Explore the material
- A) Using the passage about Pete Wentz's untitled album, answer these questions, one per line:
(i) When was the album first scheduled for release?
(ii) What label does the passage name as the band's label?
(iii) Besides their earlier work, which band does Wentz say the new project is different from?
- B) Continue the passage about Pete Wentz's untitled album, picking up right after its final sentence.

Source document

Pete Wentz told MTV that the untitled album was initially set for release in the summer of 2011. "It's done and I'm just going to keep putting songs out, so we have to keep putting more songs on the album." He also hinted there would be guest spots from Travie McCoy, Neon Trees frontman Tyler Glenn and possibly Shaggy. Wentz noted that he was aware that fans had been waiting for a while now to hear the disc, but the delay was necessary to line up support for the band at their label, Island/Def Jam.
"I don't feel like there is a holdup. I feel like people know that it's a new project at the label and really want to roll it out in the right way, and the building has really gotten behind it. But it's different than Fall Out Boy, and it's different than stuff we've done before, so ... with Fall Out Boy, it'd be like, 'OK, this is rollout, we've got it, we'll go around the world.' And with this, it's new and it's new territory, so we're working with new people and it'll be exciting."

Data for review

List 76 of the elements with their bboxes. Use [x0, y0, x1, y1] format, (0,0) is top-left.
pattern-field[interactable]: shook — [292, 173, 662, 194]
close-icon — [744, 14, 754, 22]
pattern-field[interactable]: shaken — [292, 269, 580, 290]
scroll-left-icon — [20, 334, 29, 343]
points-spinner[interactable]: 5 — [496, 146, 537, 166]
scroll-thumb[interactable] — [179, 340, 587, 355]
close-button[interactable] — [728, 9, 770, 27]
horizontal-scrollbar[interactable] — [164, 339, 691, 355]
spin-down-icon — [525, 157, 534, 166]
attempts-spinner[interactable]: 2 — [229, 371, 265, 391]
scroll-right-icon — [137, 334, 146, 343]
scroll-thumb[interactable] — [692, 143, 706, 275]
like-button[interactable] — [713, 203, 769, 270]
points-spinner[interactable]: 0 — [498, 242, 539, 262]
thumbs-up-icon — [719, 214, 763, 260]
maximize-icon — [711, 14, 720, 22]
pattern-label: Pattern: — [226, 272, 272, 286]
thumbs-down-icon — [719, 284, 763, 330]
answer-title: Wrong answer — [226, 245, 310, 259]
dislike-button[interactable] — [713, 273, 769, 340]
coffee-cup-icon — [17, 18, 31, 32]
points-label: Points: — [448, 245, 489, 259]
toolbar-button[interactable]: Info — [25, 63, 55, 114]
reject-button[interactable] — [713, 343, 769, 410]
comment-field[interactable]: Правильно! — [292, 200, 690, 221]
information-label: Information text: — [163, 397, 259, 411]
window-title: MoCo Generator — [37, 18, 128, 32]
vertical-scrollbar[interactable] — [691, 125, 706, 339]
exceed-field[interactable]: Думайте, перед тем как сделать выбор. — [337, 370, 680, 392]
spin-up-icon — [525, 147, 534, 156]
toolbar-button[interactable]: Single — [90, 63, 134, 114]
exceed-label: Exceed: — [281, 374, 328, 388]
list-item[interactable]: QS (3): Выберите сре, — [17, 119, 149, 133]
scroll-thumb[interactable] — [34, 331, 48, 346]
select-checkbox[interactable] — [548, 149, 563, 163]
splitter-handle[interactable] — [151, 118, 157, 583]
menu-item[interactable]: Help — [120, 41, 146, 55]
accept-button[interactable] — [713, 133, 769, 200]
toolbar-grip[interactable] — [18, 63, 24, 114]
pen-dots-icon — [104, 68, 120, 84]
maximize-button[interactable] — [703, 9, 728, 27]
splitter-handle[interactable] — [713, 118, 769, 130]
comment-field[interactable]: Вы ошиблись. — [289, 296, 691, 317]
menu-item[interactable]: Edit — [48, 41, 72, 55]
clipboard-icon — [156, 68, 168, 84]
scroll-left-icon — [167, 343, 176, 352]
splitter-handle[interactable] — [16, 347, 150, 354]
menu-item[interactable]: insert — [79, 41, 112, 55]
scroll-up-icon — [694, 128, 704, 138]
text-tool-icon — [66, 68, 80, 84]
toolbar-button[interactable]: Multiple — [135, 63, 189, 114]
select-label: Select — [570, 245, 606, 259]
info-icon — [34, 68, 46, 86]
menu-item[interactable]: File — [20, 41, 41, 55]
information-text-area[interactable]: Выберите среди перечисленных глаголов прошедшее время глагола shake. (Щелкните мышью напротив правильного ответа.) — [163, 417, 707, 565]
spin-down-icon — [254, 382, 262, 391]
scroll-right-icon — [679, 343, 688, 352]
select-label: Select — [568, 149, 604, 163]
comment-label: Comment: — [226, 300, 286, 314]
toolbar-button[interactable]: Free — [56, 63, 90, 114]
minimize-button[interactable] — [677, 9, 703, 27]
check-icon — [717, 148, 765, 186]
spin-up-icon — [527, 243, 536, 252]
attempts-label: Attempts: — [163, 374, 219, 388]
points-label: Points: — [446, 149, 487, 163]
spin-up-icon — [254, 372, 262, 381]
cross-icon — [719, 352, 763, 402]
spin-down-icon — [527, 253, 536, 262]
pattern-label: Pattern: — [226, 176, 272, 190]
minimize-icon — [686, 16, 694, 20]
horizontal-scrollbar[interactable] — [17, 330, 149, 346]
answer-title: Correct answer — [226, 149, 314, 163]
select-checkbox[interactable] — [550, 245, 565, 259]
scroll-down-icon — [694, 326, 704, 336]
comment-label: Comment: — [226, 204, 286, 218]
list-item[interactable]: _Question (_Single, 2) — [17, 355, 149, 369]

Answers for the tasks
- A)
(i) The summer of 2011.
(ii) Island/Def Jam.
(iii) Fall Out Boy.

- B)
In May 2011, in an interview with Spin, Pete Wentz spoke about the record's completion, saying: "We have a whole Black Cards album done, and now we're just writing more songs that might beat out some of the existing songs." Not long after commenting on its completion Nate Patterson was kicked out of Black Cards on August 21, 2011. He posted the information on microblogging site Twitter, stating that it was the record label's decision to remove him from the band. In October 2011 Pete Wentz announced that the album was being planned for release in early 2012, describing the elements of the album as "weird pop" and saying its progress has been hindered based upon figuring out its sound.

On January 12, 2012, the band announced via Facebook that vocalist Bebe Rexha was no longer a member of the group. They also debuted the album artwork for an upcoming mixtape entitled Up the Anti – Volume 1. A day after, January 13, 2012, Bebe Rexha released a statement explaining that she left the band to explore opportunities as a solo artist. Both parties described the split as being amicable.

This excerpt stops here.